◆ TO DO
Quote the line containing "Convert this screenshot" and all lines that follow it in the listing below, exactly as written.

** Start **

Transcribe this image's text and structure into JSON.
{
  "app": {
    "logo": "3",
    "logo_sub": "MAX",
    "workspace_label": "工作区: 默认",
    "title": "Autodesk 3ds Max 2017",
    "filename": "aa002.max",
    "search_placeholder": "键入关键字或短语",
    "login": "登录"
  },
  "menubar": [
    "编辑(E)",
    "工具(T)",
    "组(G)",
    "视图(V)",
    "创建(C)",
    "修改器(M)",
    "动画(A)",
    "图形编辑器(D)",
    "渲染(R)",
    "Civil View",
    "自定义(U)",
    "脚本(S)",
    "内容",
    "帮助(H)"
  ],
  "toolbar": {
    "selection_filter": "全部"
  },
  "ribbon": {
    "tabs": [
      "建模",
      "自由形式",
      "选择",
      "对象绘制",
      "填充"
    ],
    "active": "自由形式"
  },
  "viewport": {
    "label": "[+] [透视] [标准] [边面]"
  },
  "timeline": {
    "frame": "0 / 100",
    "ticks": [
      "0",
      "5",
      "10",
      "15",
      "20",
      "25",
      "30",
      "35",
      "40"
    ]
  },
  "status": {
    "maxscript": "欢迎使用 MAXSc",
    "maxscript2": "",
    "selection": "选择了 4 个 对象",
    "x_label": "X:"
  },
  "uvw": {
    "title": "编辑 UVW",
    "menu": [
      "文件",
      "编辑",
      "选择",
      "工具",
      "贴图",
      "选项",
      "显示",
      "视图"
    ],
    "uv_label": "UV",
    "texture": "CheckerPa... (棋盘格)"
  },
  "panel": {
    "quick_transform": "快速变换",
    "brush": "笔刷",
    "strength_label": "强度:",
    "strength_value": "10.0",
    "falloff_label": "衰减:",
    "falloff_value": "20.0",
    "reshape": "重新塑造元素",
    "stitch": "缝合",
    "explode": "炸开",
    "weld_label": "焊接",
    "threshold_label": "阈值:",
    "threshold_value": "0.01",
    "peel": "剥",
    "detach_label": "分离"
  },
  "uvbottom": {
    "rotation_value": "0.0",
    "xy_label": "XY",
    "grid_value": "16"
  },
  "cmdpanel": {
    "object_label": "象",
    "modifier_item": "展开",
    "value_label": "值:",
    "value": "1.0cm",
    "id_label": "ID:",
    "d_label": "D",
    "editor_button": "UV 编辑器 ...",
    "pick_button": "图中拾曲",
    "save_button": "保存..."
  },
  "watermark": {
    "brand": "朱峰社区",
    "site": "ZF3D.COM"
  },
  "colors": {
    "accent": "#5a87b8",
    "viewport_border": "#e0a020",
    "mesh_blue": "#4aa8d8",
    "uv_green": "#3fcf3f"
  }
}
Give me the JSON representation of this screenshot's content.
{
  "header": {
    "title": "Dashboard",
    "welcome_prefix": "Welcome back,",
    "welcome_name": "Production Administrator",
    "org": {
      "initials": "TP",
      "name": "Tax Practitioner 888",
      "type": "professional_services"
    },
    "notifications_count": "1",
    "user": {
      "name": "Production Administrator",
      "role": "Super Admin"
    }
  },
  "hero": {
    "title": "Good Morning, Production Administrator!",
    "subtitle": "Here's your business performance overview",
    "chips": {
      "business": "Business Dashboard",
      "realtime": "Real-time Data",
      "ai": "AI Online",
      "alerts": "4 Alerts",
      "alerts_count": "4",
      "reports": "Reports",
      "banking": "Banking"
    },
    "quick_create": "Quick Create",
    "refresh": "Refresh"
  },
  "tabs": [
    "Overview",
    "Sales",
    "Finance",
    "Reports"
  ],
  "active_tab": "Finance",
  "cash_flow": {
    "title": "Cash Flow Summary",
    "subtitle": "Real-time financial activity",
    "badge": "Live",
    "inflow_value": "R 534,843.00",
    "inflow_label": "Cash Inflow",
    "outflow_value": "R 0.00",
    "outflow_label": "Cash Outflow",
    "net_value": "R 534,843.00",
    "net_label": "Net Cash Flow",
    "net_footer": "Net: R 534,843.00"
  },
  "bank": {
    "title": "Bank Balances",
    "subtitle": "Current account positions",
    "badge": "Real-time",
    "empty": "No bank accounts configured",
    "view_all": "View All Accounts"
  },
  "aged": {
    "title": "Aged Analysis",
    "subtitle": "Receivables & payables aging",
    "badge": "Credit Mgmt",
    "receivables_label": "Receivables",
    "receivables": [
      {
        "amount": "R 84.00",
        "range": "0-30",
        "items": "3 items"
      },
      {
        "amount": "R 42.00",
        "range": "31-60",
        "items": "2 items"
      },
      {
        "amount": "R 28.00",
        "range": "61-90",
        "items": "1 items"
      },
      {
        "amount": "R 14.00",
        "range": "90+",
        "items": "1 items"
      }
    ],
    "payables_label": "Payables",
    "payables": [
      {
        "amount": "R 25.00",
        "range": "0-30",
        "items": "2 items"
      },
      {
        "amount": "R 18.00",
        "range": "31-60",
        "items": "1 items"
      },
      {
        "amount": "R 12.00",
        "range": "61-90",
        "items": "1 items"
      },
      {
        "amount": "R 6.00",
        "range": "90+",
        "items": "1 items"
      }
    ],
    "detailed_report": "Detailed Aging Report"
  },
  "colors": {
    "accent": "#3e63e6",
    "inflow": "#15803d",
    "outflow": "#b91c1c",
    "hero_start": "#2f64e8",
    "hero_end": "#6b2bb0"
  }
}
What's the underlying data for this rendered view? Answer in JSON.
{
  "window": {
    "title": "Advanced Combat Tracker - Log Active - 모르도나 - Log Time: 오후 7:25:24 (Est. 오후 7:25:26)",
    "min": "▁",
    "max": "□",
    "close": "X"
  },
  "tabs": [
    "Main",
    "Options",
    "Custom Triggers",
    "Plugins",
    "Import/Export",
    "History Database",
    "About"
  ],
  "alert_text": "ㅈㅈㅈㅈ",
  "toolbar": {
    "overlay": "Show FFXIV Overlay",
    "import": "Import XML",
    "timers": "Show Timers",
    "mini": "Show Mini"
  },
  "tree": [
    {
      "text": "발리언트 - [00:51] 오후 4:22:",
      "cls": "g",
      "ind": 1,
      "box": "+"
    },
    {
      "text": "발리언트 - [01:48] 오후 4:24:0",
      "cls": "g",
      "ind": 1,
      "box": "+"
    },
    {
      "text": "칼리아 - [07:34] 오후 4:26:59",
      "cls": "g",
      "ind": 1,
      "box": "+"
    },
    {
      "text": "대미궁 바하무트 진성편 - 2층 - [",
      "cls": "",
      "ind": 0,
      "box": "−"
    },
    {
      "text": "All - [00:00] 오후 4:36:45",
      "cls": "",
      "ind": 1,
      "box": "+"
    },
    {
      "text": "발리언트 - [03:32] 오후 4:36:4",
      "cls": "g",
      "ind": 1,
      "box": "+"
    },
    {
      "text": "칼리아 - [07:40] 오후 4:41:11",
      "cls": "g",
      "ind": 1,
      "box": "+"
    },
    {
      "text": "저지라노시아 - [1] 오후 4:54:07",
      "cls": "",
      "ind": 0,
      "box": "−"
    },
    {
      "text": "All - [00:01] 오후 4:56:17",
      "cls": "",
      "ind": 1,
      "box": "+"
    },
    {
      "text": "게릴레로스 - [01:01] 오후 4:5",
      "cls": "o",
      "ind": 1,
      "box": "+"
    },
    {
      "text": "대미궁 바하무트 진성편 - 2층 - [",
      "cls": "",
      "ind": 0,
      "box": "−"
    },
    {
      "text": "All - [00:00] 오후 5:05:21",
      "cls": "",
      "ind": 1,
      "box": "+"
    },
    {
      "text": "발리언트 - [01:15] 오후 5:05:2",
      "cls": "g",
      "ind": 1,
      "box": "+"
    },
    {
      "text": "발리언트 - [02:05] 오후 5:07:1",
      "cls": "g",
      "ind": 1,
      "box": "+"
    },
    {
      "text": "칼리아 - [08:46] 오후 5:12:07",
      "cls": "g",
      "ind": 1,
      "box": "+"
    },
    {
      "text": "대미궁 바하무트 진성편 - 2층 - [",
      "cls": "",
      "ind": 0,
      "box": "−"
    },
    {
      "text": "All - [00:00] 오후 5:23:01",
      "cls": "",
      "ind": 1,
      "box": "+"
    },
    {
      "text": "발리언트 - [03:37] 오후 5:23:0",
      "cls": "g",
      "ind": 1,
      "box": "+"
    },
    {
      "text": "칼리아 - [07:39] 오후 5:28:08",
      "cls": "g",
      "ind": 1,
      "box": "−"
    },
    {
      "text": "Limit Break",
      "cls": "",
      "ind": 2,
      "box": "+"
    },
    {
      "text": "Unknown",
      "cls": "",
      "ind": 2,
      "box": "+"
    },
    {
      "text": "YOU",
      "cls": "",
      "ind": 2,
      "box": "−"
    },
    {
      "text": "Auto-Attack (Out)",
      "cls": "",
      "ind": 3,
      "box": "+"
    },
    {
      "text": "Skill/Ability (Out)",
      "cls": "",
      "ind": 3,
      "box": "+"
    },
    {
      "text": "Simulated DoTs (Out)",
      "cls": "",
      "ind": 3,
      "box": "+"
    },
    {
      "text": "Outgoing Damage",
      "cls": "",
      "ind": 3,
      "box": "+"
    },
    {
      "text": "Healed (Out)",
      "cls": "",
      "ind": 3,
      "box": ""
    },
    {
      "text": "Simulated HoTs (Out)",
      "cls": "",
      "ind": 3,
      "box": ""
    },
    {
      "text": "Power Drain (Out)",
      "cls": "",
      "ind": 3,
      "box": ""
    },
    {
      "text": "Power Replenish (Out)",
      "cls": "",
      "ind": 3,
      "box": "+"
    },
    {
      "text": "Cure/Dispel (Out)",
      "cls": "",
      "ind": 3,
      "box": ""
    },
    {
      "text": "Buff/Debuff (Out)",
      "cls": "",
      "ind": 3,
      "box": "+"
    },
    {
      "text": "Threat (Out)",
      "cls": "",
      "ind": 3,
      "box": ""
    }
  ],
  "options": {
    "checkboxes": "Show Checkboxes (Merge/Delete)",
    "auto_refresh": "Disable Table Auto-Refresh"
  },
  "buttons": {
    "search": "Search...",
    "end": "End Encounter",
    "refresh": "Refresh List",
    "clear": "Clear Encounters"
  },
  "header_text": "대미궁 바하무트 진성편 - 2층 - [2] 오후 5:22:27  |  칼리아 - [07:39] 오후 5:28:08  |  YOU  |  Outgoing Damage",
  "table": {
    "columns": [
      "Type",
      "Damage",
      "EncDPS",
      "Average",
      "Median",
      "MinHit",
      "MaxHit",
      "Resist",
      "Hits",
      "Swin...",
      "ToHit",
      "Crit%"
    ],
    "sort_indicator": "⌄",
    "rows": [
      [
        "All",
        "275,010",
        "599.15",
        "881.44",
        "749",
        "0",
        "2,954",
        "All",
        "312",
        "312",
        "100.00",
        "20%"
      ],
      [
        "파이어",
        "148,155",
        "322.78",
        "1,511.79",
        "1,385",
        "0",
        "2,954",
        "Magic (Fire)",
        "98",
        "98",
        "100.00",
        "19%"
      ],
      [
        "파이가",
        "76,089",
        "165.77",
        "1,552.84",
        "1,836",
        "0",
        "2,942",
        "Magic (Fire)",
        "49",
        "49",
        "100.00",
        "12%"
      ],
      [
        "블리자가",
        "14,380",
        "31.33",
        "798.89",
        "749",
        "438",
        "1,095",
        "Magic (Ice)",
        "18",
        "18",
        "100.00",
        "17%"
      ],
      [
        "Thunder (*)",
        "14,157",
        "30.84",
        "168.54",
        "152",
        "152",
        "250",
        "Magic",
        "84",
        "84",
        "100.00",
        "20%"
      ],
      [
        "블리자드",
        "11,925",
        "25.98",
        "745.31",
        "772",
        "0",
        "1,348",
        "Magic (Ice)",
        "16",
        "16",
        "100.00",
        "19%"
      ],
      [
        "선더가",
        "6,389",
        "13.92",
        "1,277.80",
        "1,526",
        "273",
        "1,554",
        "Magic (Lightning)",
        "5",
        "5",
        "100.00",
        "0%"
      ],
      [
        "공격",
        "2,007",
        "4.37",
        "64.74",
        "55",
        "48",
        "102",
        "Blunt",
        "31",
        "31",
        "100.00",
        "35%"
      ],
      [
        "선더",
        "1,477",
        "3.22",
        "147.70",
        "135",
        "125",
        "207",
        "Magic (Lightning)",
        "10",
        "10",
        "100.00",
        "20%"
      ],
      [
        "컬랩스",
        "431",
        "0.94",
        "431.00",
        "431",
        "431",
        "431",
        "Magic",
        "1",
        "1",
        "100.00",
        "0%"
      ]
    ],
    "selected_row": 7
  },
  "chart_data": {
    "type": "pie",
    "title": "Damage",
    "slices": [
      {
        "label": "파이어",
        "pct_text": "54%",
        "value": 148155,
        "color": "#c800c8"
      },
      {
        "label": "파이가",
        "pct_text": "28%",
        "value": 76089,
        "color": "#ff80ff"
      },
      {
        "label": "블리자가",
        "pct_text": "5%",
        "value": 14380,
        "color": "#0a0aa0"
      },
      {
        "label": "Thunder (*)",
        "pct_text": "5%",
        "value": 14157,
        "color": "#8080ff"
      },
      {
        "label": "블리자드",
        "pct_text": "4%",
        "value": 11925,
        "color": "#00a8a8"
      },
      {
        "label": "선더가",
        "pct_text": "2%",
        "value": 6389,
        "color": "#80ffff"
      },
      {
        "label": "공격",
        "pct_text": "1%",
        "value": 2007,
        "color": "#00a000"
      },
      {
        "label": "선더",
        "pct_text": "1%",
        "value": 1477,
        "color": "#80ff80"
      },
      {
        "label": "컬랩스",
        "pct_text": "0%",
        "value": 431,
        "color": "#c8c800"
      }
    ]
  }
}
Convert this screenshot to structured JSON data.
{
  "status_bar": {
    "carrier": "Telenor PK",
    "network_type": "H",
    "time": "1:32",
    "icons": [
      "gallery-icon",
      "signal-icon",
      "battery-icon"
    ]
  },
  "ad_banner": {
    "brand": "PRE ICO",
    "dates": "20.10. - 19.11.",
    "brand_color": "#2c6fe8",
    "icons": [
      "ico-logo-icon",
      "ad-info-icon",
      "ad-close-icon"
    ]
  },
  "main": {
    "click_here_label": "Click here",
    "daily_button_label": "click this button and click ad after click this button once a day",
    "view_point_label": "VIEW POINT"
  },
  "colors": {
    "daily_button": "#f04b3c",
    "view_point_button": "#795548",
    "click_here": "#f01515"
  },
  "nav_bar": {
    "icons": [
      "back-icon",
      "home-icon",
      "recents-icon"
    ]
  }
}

** End **

◆ TASK OUTPUT
Convert this screenshot to structured JSON data.
{
  "status_bar": {
    "carrier": "Telenor PK",
    "network_type": "H",
    "time": "1:32",
    "icons": [
      "gallery-icon",
      "signal-icon",
      "battery-icon"
    ]
  },
  "ad_banner": {
    "brand": "PRE ICO",
    "dates": "20.10. - 19.11.",
    "brand_color": "#2c6fe8",
    "icons": [
      "ico-logo-icon",
      "ad-info-icon",
      "ad-close-icon"
    ]
  },
  "main": {
    "click_here_label": "Click here",
    "daily_button_label": "click this button and click ad after click this button once a day",
    "view_point_label": "VIEW POINT"
  },
  "colors": {
    "daily_button": "#f04b3c",
    "view_point_button": "#795548",
    "click_here": "#f01515"
  },
  "nav_bar": {
    "icons": [
      "back-icon",
      "home-icon",
      "recents-icon"
    ]
  }
}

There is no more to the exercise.